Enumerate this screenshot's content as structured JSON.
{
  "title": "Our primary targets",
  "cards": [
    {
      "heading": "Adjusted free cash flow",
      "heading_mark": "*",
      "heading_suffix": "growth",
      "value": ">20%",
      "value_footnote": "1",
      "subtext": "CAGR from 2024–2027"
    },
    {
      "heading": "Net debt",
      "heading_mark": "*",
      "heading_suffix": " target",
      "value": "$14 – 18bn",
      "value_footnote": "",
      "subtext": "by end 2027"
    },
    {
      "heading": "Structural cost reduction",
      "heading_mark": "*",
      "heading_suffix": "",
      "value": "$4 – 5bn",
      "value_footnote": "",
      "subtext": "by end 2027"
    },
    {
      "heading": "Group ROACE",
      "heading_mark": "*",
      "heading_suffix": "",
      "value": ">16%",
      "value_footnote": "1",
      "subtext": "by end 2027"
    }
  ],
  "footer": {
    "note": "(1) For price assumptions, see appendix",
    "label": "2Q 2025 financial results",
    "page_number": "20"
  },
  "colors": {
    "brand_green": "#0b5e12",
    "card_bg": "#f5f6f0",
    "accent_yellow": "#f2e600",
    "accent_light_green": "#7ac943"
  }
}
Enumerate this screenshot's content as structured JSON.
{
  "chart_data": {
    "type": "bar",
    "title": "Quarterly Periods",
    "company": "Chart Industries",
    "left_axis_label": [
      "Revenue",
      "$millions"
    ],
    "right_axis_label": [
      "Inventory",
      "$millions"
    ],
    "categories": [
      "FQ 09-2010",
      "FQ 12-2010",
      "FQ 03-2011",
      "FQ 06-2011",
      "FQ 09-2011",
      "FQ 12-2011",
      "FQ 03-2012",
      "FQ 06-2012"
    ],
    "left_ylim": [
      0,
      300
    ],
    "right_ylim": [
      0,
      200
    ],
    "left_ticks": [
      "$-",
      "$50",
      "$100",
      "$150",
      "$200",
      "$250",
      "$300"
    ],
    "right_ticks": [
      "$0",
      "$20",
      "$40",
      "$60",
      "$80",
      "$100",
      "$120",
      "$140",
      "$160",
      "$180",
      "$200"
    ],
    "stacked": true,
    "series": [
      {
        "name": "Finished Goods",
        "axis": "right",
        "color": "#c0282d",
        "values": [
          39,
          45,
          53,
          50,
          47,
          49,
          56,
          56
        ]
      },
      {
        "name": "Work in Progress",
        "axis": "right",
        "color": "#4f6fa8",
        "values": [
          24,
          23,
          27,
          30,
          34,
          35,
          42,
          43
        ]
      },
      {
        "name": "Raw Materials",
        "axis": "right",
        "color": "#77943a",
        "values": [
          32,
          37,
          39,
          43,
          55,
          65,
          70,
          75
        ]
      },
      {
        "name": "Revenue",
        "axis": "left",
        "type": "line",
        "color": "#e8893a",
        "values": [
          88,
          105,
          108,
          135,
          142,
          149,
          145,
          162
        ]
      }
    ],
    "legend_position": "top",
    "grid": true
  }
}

--

Set exercise
Set down every record above exactly as given.

Complete answer
Enumerate this screenshot's content as structured JSON.
{
  "title": "Our primary targets",
  "cards": [
    {
      "heading": "Adjusted free cash flow",
      "heading_mark": "*",
      "heading_suffix": "growth",
      "value": ">20%",
      "value_footnote": "1",
      "subtext": "CAGR from 2024–2027"
    },
    {
      "heading": "Net debt",
      "heading_mark": "*",
      "heading_suffix": " target",
      "value": "$14 – 18bn",
      "value_footnote": "",
      "subtext": "by end 2027"
    },
    {
      "heading": "Structural cost reduction",
      "heading_mark": "*",
      "heading_suffix": "",
      "value": "$4 – 5bn",
      "value_footnote": "",
      "subtext": "by end 2027"
    },
    {
      "heading": "Group ROACE",
      "heading_mark": "*",
      "heading_suffix": "",
      "value": ">16%",
      "value_footnote": "1",
      "subtext": "by end 2027"
    }
  ],
  "footer": {
    "note": "(1) For price assumptions, see appendix",
    "label": "2Q 2025 financial results",
    "page_number": "20"
  },
  "colors": {
    "brand_green": "#0b5e12",
    "card_bg": "#f5f6f0",
    "accent_yellow": "#f2e600",
    "accent_light_green": "#7ac943"
  }
}
Enumerate this screenshot's content as structured JSON.
{
  "chart_data": {
    "type": "bar",
    "title": "Quarterly Periods",
    "company": "Chart Industries",
    "left_axis_label": [
      "Revenue",
      "$millions"
    ],
    "right_axis_label": [
      "Inventory",
      "$millions"
    ],
    "categories": [
      "FQ 09-2010",
      "FQ 12-2010",
      "FQ 03-2011",
      "FQ 06-2011",
      "FQ 09-2011",
      "FQ 12-2011",
      "FQ 03-2012",
      "FQ 06-2012"
    ],
    "left_ylim": [
      0,
      300
    ],
    "right_ylim": [
      0,
      200
    ],
    "left_ticks": [
      "$-",
      "$50",
      "$100",
      "$150",
      "$200",
      "$250",
      "$300"
    ],
    "right_ticks": [
      "$0",
      "$20",
      "$40",
      "$60",
      "$80",
      "$100",
      "$120",
      "$140",
      "$160",
      "$180",
      "$200"
    ],
    "stacked": true,
    "series": [
      {
        "name": "Finished Goods",
        "axis": "right",
        "color": "#c0282d",
        "values": [
          39,
          45,
          53,
          50,
          47,
          49,
          56,
          56
        ]
      },
      {
        "name": "Work in Progress",
        "axis": "right",
        "color": "#4f6fa8",
        "values": [
          24,
          23,
          27,
          30,
          34,
          35,
          42,
          43
        ]
      },
      {
        "name": "Raw Materials",
        "axis": "right",
        "color": "#77943a",
        "values": [
          32,
          37,
          39,
          43,
          55,
          65,
          70,
          75
        ]
      },
      {
        "name": "Revenue",
        "axis": "left",
        "type": "line",
        "color": "#e8893a",
        "values": [
          88,
          105,
          108,
          135,
          142,
          149,
          145,
          162
        ]
      }
    ],
    "legend_position": "top",
    "grid": true
  }
}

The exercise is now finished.